» YOUR INSTRUCTIONS
Only the number is wanted: count the lines that include the word "type".

» MATERIALS PROVIDED

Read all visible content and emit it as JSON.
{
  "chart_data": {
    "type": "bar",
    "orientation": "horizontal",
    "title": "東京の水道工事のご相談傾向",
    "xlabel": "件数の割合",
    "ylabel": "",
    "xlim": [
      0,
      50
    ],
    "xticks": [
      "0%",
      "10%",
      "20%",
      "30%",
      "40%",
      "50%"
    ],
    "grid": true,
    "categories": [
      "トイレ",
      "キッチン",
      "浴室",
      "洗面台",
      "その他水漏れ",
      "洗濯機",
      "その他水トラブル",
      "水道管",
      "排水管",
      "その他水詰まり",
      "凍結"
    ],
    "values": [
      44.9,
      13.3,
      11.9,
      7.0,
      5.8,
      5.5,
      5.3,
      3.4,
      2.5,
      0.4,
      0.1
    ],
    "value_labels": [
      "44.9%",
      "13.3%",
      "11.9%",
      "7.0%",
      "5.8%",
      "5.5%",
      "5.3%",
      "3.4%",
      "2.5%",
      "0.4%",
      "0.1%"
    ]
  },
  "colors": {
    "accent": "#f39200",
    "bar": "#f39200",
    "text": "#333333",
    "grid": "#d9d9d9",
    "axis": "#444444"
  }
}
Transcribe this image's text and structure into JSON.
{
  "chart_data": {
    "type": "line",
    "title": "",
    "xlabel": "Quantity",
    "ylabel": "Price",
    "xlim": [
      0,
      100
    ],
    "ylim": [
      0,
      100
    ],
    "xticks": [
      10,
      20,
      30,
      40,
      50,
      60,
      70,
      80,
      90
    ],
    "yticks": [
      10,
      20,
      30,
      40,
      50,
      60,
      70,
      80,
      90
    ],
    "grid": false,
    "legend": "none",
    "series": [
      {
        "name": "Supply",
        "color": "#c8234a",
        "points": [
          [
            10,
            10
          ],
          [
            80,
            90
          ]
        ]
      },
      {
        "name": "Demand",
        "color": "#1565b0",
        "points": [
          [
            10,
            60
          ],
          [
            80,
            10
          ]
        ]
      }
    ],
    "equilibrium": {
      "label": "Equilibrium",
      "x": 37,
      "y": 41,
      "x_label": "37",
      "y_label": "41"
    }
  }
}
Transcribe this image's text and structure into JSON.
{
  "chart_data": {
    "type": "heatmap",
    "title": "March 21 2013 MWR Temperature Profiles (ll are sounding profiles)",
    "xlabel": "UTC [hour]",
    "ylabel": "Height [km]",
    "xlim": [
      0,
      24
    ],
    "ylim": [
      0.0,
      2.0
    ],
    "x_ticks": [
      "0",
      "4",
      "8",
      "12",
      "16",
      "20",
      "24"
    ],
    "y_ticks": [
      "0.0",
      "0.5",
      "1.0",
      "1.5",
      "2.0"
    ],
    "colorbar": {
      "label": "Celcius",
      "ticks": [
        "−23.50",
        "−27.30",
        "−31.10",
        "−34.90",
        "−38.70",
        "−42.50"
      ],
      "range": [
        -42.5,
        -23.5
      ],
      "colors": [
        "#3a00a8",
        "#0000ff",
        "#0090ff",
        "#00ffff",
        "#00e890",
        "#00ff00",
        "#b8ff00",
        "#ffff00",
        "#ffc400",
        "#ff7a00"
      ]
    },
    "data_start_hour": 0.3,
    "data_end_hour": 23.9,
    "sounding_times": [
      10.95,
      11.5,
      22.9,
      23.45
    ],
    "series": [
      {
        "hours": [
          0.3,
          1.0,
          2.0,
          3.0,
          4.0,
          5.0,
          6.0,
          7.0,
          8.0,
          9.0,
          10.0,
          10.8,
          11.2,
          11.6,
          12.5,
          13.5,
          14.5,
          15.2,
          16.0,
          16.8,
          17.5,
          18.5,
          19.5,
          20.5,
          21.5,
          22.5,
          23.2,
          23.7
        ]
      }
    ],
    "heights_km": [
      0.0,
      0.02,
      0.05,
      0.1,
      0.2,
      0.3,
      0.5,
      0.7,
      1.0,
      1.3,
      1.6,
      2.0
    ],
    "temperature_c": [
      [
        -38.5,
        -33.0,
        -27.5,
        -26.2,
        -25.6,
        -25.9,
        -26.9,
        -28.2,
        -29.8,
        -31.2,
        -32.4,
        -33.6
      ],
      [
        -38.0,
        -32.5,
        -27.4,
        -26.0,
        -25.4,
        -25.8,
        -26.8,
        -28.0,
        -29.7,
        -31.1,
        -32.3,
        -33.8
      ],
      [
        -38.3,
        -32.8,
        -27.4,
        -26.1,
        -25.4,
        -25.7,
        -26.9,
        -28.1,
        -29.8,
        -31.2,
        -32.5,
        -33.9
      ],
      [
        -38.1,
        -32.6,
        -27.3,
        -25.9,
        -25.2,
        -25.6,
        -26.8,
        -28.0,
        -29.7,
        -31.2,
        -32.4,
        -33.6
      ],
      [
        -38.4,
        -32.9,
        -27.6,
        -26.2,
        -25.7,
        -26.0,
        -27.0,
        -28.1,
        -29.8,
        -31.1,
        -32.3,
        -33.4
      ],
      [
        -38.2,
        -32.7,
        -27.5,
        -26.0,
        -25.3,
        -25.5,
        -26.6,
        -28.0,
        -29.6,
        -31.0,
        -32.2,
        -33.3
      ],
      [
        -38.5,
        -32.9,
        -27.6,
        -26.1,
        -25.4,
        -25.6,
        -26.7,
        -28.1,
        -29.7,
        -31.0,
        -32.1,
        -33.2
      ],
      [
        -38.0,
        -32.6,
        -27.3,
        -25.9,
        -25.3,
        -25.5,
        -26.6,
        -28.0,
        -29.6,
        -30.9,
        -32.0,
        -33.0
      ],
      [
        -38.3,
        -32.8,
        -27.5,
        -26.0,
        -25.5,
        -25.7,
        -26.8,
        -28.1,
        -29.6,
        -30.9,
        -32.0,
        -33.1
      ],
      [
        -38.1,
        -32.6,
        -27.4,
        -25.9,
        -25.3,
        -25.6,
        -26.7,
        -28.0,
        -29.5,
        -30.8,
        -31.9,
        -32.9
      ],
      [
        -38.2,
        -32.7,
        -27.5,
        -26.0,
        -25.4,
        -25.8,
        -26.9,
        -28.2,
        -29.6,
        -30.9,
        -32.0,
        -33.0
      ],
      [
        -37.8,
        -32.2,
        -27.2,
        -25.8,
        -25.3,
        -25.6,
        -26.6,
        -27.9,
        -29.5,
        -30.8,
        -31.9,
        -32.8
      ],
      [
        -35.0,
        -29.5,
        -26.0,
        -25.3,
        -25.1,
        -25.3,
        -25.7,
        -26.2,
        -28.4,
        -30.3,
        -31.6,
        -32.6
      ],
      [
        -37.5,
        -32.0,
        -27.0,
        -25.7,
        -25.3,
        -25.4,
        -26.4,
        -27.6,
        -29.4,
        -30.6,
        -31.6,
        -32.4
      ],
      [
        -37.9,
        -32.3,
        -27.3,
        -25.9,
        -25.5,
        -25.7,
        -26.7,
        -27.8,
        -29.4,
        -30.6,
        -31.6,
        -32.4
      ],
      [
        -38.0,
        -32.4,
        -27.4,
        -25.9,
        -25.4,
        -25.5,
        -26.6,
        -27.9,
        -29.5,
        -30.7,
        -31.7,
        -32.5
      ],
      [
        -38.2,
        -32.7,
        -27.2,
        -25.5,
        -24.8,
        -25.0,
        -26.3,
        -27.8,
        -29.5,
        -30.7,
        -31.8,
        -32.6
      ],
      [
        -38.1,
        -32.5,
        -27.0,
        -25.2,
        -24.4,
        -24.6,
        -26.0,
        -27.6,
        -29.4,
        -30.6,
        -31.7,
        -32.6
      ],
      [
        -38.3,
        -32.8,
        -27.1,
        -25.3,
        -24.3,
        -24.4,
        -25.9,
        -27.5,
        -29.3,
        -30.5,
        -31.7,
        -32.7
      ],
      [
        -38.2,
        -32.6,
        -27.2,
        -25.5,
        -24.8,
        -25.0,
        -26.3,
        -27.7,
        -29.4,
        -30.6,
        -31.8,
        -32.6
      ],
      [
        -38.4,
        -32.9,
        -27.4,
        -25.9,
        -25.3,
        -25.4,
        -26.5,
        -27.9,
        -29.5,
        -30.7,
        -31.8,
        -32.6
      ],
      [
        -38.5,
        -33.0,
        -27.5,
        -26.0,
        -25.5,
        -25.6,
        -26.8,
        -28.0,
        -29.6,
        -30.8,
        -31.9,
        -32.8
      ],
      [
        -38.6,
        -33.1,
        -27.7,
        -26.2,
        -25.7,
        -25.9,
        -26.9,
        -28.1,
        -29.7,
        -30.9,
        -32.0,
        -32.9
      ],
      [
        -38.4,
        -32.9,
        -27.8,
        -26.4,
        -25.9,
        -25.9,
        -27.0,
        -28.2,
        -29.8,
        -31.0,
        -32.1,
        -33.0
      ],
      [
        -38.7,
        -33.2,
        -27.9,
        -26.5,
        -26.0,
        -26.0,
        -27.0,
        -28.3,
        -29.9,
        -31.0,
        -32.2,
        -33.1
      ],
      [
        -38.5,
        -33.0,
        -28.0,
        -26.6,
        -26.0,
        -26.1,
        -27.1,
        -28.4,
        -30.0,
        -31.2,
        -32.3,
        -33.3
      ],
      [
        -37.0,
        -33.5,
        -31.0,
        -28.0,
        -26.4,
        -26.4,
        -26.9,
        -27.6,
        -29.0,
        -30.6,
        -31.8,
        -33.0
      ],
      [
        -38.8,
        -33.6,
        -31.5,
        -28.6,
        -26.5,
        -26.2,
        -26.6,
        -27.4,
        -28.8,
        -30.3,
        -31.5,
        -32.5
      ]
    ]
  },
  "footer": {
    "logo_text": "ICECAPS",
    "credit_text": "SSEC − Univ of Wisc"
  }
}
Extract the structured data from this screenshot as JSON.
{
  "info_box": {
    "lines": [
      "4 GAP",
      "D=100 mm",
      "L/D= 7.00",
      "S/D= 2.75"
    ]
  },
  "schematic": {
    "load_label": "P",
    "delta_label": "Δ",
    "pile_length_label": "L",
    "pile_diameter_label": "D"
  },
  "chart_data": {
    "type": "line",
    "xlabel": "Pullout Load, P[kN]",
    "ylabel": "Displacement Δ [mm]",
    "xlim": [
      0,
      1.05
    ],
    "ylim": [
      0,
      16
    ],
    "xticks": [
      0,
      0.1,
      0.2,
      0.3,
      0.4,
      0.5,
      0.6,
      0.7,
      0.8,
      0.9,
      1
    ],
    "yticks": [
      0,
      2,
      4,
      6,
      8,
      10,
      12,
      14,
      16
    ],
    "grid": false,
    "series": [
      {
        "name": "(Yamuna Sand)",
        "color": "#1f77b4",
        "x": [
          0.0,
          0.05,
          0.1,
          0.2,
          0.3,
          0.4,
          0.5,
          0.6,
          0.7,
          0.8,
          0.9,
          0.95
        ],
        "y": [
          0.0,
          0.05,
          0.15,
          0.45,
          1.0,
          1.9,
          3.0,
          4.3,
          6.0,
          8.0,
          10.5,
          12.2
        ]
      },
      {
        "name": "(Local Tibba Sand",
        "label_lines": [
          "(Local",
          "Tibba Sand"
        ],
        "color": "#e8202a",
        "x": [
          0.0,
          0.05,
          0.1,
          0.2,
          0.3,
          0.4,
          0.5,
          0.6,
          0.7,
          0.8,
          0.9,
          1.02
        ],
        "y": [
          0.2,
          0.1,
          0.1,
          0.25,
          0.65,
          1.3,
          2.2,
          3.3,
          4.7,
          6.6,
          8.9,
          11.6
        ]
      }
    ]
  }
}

» EXPECTED OUTPUT
4